Stated goal ▸ Where a line holds the word "cable", copy that line.

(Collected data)
_ _ _ _

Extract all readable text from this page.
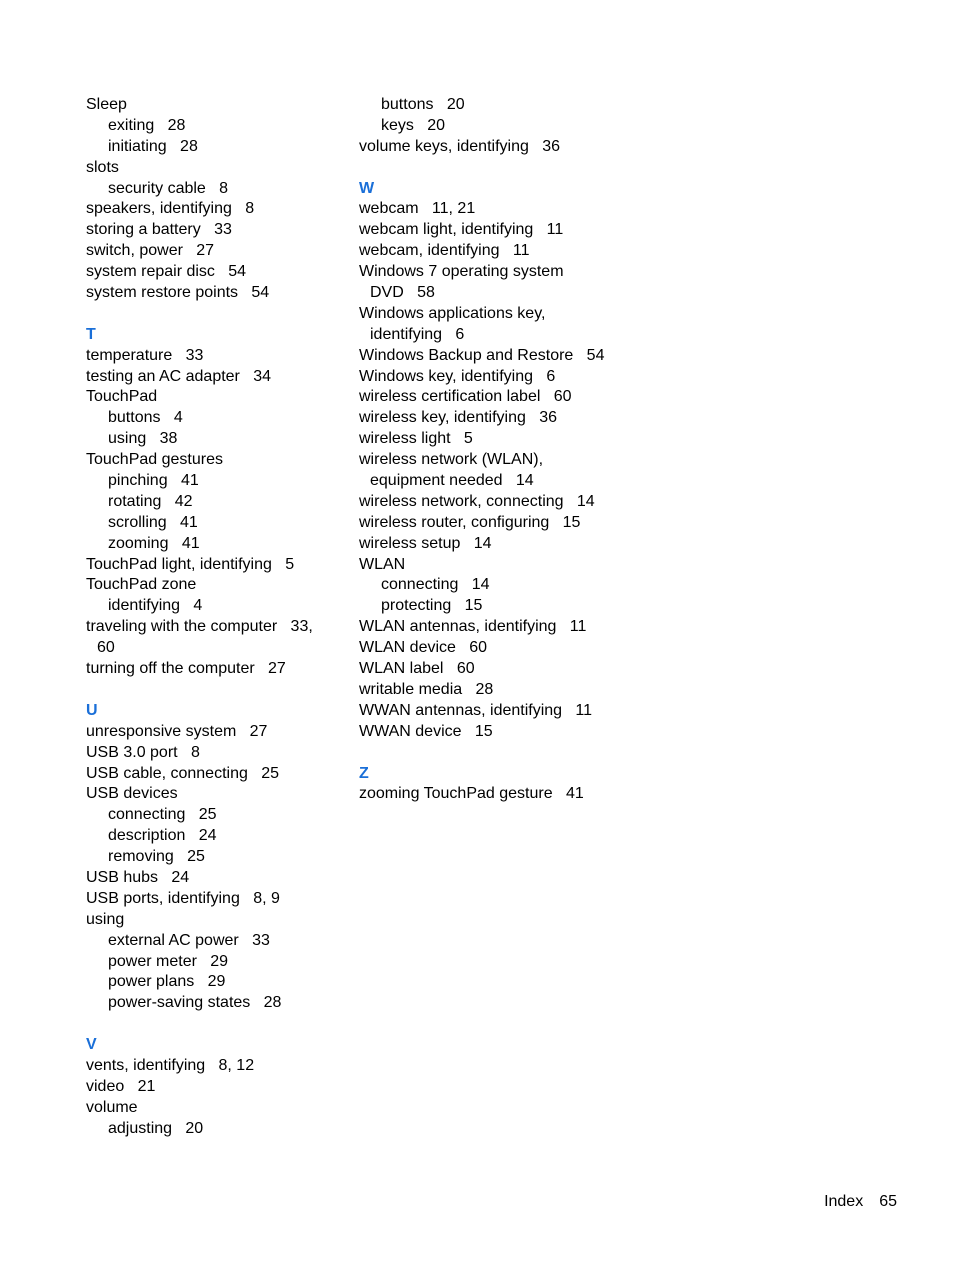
Sleep
exiting   28
initiating   28
slots
security cable   8
speakers, identifying   8
storing a battery   33
switch, power   27
system repair disc   54
system restore points   54
T
temperature   33
testing an AC adapter   34
TouchPad
buttons   4
using   38
TouchPad gestures
pinching   41
rotating   42
scrolling   41
zooming   41
TouchPad light, identifying   5
TouchPad zone
identifying   4
traveling with the computer   33,
60
turning off the computer   27
U
unresponsive system   27
USB 3.0 port   8
USB cable, connecting   25
USB devices
connecting   25
description   24
removing   25
USB hubs   24
USB ports, identifying   8, 9
using
external AC power   33
power meter   29
power plans   29
power-saving states   28
V
vents, identifying   8, 12
video   21
volume
adjusting   20
buttons   20
keys   20
volume keys, identifying   36
W
webcam   11, 21
webcam light, identifying   11
webcam, identifying   11
Windows 7 operating system
DVD   58
Windows applications key,
identifying   6
Windows Backup and Restore   54
Windows key, identifying   6
wireless certification label   60
wireless key, identifying   36
wireless light   5
wireless network (WLAN),
equipment needed   14
wireless network, connecting   14
wireless router, configuring   15
wireless setup   14
WLAN
connecting   14
protecting   15
WLAN antennas, identifying   11
WLAN device   60
WLAN label   60
writable media   28
WWAN antennas, identifying   11
WWAN device   15
Z
zooming TouchPad gesture   41
Index 65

_ _ _ _

Finished exercise ▸
security cable   8
USB cable, connecting   25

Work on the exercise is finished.